··· Material shown

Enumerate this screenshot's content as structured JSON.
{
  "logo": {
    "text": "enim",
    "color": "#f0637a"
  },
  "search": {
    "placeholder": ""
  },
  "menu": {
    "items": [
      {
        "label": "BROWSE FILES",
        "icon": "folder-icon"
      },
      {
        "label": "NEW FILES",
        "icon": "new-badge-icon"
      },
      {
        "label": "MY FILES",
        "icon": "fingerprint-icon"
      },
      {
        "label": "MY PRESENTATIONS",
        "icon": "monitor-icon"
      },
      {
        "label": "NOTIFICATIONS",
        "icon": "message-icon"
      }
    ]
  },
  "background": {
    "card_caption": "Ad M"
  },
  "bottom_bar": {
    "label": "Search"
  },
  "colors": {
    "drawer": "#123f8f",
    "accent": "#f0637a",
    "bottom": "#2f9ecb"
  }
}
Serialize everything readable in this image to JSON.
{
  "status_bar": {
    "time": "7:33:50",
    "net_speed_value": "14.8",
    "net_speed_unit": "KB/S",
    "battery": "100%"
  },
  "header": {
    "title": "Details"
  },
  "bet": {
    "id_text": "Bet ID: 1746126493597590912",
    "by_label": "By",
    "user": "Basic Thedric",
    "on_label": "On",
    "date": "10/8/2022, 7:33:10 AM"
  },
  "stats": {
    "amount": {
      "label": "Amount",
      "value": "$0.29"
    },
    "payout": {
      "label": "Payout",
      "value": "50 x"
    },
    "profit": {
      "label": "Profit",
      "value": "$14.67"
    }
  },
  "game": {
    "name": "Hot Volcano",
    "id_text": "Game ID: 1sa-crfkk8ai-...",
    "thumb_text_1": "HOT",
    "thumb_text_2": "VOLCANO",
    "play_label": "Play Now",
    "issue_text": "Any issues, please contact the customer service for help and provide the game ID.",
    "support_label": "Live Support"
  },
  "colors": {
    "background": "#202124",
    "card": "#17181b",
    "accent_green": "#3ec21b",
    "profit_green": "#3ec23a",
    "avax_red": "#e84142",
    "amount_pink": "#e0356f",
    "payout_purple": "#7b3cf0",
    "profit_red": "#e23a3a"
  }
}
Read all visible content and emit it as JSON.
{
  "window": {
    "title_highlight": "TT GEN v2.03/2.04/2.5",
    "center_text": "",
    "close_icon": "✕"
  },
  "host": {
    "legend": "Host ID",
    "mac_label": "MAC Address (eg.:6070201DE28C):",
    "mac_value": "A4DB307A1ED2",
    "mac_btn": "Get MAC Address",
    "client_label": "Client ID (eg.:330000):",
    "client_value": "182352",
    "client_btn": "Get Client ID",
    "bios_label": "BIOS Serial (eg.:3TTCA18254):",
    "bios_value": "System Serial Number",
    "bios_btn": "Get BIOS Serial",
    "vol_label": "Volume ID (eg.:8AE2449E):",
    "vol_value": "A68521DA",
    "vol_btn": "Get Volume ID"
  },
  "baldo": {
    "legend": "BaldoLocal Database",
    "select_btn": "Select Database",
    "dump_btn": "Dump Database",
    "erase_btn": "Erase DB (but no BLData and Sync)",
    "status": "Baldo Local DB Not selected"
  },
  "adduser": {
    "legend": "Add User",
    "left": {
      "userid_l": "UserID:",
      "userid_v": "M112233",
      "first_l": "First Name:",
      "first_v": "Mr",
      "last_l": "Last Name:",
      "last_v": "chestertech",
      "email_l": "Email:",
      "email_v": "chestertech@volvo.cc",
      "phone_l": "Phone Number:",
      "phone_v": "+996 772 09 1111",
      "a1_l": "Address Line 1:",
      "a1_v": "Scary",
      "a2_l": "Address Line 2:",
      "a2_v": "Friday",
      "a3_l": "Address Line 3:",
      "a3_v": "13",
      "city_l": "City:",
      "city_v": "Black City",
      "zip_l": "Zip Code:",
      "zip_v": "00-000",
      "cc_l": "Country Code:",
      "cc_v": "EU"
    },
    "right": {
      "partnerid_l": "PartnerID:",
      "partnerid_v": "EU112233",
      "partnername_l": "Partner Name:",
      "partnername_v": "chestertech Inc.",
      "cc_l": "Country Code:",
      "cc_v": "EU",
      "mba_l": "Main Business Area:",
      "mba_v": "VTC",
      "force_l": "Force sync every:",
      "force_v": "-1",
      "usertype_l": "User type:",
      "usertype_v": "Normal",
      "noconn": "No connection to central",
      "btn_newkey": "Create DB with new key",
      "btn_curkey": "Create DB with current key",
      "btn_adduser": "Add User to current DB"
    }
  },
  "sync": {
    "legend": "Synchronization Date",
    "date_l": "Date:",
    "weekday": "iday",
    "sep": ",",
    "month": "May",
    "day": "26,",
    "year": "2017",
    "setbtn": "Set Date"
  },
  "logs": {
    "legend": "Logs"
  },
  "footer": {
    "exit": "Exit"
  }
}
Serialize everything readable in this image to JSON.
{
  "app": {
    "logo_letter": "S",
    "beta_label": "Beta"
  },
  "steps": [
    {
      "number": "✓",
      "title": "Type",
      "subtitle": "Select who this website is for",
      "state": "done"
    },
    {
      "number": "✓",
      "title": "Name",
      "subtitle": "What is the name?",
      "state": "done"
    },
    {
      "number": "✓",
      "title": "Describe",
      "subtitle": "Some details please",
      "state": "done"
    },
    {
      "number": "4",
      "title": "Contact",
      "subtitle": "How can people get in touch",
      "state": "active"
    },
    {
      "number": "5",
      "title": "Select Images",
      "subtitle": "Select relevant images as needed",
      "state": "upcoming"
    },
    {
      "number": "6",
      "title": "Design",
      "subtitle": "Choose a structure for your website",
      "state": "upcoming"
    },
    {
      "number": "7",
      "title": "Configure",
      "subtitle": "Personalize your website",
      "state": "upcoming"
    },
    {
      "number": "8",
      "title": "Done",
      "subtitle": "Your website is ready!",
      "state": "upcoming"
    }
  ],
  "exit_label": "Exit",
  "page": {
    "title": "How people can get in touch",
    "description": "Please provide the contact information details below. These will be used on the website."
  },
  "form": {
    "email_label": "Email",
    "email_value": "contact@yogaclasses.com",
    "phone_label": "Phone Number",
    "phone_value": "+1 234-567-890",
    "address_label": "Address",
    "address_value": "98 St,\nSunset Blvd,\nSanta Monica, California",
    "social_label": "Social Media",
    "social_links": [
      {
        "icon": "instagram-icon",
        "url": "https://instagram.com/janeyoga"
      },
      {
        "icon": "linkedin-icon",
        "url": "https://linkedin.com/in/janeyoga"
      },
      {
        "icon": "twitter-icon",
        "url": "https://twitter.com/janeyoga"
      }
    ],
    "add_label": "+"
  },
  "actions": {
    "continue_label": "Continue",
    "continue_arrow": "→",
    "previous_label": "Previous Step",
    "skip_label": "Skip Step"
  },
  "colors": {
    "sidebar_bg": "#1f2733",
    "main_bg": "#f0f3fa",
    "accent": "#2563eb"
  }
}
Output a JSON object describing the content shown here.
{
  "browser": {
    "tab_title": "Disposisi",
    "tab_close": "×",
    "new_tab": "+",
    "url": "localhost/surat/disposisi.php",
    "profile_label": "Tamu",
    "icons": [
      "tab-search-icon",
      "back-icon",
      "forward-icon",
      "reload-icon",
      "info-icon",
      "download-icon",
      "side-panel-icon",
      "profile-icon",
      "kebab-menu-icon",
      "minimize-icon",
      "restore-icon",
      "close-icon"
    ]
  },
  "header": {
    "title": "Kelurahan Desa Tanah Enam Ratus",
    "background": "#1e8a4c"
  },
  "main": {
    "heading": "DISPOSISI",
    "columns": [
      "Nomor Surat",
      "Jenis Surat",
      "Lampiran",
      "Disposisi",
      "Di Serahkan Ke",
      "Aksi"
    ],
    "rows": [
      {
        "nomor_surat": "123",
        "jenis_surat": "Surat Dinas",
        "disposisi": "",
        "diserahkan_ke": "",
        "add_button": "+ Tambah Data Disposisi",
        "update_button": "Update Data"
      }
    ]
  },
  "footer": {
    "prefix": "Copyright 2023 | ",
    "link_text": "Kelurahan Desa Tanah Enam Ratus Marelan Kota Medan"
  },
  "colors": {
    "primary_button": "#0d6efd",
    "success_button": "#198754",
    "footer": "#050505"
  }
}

······

Exercise prompt: Tell how many lines of the records above hold the string "Volume". Give no other text.

Output for this exercise: 2